About the Turing Awards

About Turing 100 @ Persistent Lecture Series

This is a lecture series that any one in the field of computer science must attend. These lectures will cover the fundamentals of computer science, and all of them are very relevant today.

Fees and Registration

This is a free event. Anyone can attend.

The event will be at Dewang Mehta Auditorium, Persistent Systems, SB Road, from 2pm to 5pm on Saturday 6th October. This event is free and open for anybody to attend. Register here

Event Report: The Work and Impact of Bob Kahn and Vint Cerf

September 8, 2012Event Report, FeaturedEvents, internet, networking, persistent, tcpip, turing100Navin Kabra

(This is a liveblog of the Turing100@Persistent Lecture on Bob Kahn and Vint Cerf by R. Venkateswaran, CTO of Persistent Systems. Since it is being typed as the event is happening, it is not really well structured, but should rather be viewed as a collection of bullet points of interesting things said during the talk.)

**What this exercise asks**
A) Answer these questions from the Turing lecture series page:
(i) What does it cost to attend the event?
(ii) At what venue will the event take place?
(iii) Who delivered the lecture on Bob Kahn and Vint Cerf?
B) In the entries, reproduce the stretch from the line containing "slice-label: SECURITE - POPULATION" through the line containing "category-name: ADMINISTRATION GENERALE".

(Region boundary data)
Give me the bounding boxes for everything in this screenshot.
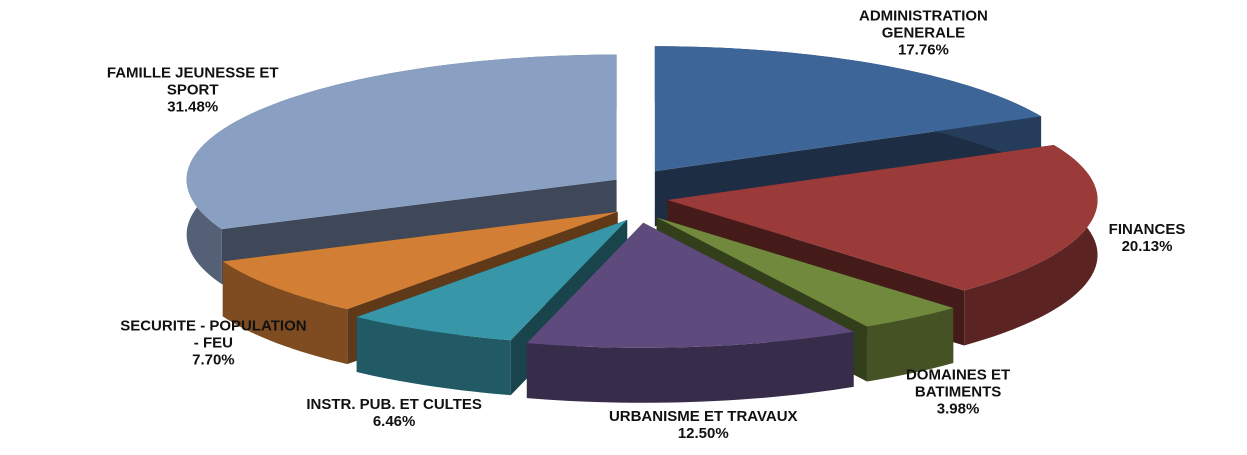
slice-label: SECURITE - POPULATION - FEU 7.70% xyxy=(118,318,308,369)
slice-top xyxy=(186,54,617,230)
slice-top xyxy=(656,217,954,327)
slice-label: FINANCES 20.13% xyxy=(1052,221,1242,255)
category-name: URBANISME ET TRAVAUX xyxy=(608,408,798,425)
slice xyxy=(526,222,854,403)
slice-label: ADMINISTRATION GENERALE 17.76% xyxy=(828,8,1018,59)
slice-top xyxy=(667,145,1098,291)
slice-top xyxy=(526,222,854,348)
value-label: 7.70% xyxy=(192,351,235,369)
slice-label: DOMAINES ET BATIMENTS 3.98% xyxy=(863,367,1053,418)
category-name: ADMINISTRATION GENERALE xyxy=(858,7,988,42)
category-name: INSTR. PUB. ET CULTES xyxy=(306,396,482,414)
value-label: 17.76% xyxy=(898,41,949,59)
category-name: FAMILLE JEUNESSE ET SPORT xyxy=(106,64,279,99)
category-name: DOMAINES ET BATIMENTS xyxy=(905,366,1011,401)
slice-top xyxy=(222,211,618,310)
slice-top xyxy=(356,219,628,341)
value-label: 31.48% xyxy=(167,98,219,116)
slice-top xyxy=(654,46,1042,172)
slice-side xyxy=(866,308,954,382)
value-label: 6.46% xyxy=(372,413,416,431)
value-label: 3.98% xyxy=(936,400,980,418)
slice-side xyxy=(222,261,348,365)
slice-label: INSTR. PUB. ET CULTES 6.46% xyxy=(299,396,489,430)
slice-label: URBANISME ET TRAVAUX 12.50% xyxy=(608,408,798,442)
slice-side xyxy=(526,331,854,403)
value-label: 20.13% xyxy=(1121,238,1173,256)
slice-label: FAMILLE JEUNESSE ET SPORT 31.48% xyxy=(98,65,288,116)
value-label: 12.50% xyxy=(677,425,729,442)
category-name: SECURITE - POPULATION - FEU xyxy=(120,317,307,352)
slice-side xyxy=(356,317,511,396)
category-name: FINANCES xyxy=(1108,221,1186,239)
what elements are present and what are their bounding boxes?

**Answers to each task**
A)
(i) Nothing; it is a free event.
(ii) Dewang Mehta Auditorium, Persistent Systems, SB Road.
(iii) R. Venkateswaran, CTO of Persistent Systems.

B)
slice-label: SECURITE - POPULATION - FEU 7.70% xyxy=(118,318,308,369)
slice-top xyxy=(186,54,617,230)
slice-top xyxy=(656,217,954,327)
slice-label: FINANCES 20.13% xyxy=(1052,221,1242,255)
category-name: URBANISME ET TRAVAUX xyxy=(608,408,798,425)
slice xyxy=(526,222,854,403)
slice-label: ADMINISTRATION GENERALE 17.76% xyxy=(828,8,1018,59)
slice-top xyxy=(667,145,1098,291)
slice-top xyxy=(526,222,854,348)
value-label: 7.70% xyxy=(192,351,235,369)
slice-label: DOMAINES ET BATIMENTS 3.98% xyxy=(863,367,1053,418)
category-name: ADMINISTRATION GENERALE xyxy=(858,7,988,42)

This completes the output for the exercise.